WORK TO COMPLETE — For the listing underneath, give the count of lines containing the string "момичетата" and nothing further.
# # # # #
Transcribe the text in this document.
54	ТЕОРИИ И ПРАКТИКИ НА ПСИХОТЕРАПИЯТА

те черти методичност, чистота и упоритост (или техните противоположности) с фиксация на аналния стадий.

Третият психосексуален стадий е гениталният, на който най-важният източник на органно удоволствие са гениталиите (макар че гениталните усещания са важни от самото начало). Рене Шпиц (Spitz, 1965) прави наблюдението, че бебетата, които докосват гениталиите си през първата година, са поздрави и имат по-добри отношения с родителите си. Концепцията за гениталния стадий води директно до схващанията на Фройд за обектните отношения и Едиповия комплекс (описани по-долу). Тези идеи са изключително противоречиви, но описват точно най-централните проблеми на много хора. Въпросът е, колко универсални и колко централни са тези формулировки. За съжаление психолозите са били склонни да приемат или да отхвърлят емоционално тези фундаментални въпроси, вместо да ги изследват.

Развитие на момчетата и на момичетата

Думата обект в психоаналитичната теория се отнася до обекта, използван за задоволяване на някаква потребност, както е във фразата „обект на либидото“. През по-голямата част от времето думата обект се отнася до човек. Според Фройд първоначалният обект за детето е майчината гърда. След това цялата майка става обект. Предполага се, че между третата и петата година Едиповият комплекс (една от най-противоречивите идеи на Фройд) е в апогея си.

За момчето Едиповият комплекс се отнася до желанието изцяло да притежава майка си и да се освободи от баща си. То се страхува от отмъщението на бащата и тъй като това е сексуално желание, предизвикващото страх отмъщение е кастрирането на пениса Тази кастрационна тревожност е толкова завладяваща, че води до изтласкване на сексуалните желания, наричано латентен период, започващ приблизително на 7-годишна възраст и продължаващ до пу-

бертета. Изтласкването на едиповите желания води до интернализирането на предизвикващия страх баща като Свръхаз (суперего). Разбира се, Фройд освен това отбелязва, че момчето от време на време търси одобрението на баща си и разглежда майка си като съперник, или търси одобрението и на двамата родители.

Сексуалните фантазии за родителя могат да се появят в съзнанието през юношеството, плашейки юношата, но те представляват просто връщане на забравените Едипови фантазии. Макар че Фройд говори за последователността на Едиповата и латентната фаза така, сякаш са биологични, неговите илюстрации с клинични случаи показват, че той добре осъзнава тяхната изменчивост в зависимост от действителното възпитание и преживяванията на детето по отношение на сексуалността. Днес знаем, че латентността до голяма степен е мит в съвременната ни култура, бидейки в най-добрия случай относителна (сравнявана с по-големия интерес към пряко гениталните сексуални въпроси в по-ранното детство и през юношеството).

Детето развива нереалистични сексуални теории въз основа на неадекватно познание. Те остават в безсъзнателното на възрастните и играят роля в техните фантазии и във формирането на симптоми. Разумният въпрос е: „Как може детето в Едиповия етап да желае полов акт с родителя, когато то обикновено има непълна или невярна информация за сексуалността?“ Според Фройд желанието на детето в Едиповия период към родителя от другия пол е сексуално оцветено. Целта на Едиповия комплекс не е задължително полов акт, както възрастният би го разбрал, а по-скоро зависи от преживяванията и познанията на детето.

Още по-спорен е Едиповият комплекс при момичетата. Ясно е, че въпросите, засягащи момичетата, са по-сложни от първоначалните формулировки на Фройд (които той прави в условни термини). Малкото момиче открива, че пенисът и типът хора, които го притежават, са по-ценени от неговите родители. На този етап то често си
# # # # #
CORRECT OUTPUT — 2